PROMPT
Determine how many lines of the records include "roku", and answer with the number alone.

DATA
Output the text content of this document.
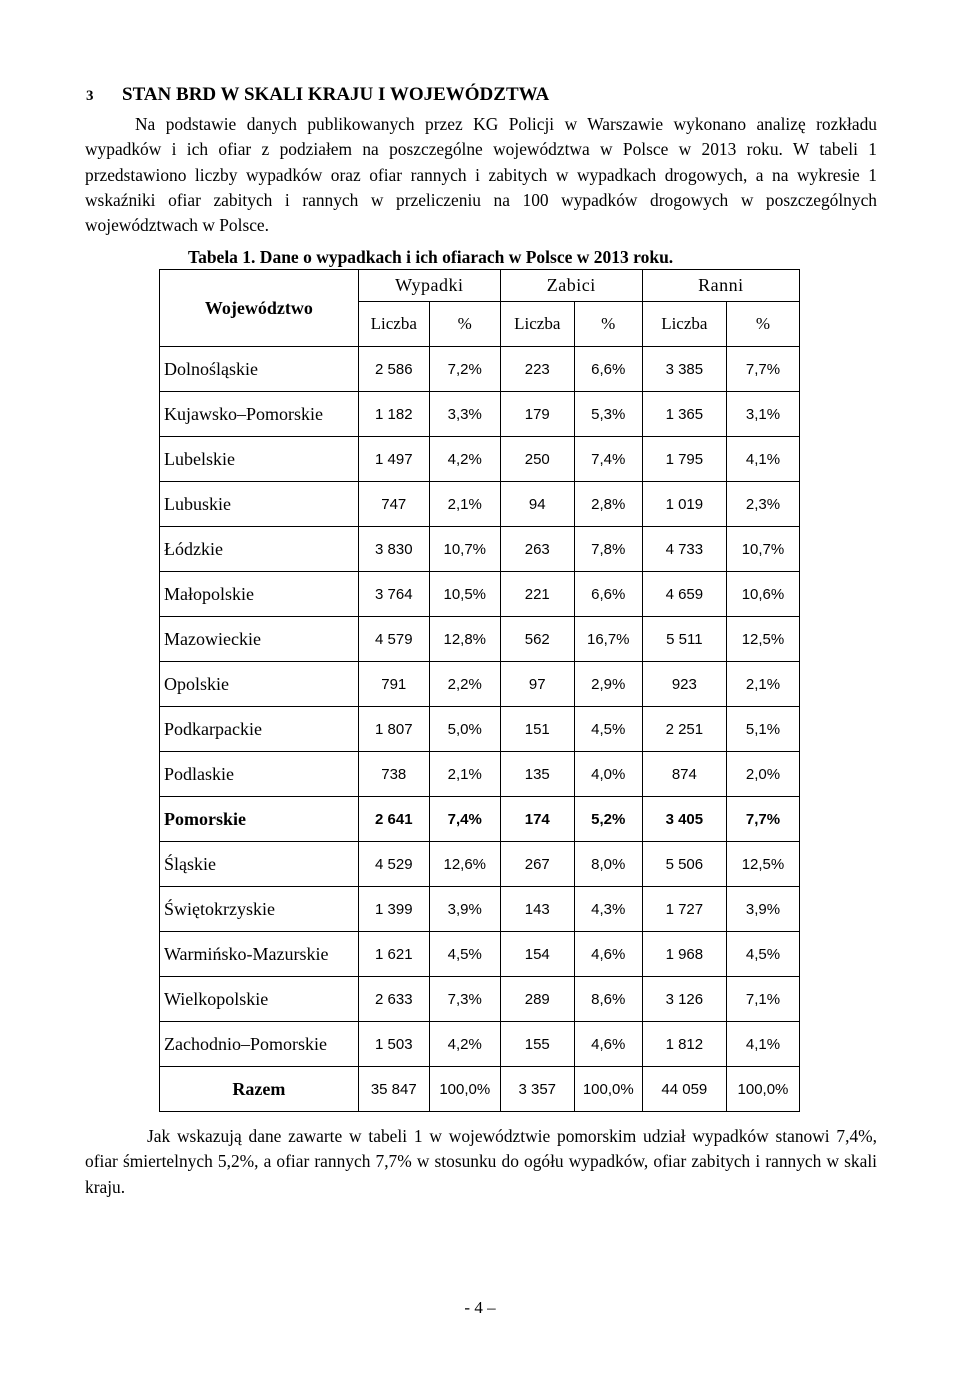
3 STAN BRD W SKALI KRAJU I WOJEWÓDZTWA

Na podstawie danych publikowanych przez KG Policji w Warszawie wykonano analizę rozkładu wypadków i ich ofiar z podziałem na poszczególne województwa w Polsce w 2013 roku. W tabeli 1 przedstawiono liczby wypadków oraz ofiar rannych i zabitych w wypadkach drogowych, a na wykresie 1 wskaźniki ofiar zabitych i rannych w przeliczeniu na 100 wypadków drogowych w poszczególnych województwach w Polsce.

Tabela 1. Dane o wypadkach i ich ofiarach w Polsce w 2013 roku.
Województwo	Wypadki		Zabici		Ranni	
	Liczba	%	Liczba	%	Liczba	%
Dolnośląskie	2 586	7,2%	223	6,6%	3 385	7,7%
Kujawsko–Pomorskie	1 182	3,3%	179	5,3%	1 365	3,1%
Lubelskie	1 497	4,2%	250	7,4%	1 795	4,1%
Lubuskie	747	2,1%	94	2,8%	1 019	2,3%
Łódzkie	3 830	10,7%	263	7,8%	4 733	10,7%
Małopolskie	3 764	10,5%	221	6,6%	4 659	10,6%
Mazowieckie	4 579	12,8%	562	16,7%	5 511	12,5%
Opolskie	791	2,2%	97	2,9%	923	2,1%
Podkarpackie	1 807	5,0%	151	4,5%	2 251	5,1%
Podlaskie	738	2,1%	135	4,0%	874	2,0%
Pomorskie	2 641	7,4%	174	5,2%	3 405	7,7%
Śląskie	4 529	12,6%	267	8,0%	5 506	12,5%
Świętokrzyskie	1 399	3,9%	143	4,3%	1 727	3,9%
Warmińsko-Mazurskie	1 621	4,5%	154	4,6%	1 968	4,5%
Wielkopolskie	2 633	7,3%	289	8,6%	3 126	7,1%
Zachodnio–Pomorskie	1 503	4,2%	155	4,6%	1 812	4,1%
Razem	35 847	100,0%	3 357	100,0%	44 059	100,0%

Jak wskazują dane zawarte w tabeli 1 w województwie pomorskim udział wypadków stanowi 7,4%, ofiar śmiertelnych 5,2%, a ofiar rannych 7,7% w stosunku do ogółu wypadków, ofiar zabitych i rannych w skali kraju.

- 4 –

RESPONSE TO THE TASK
2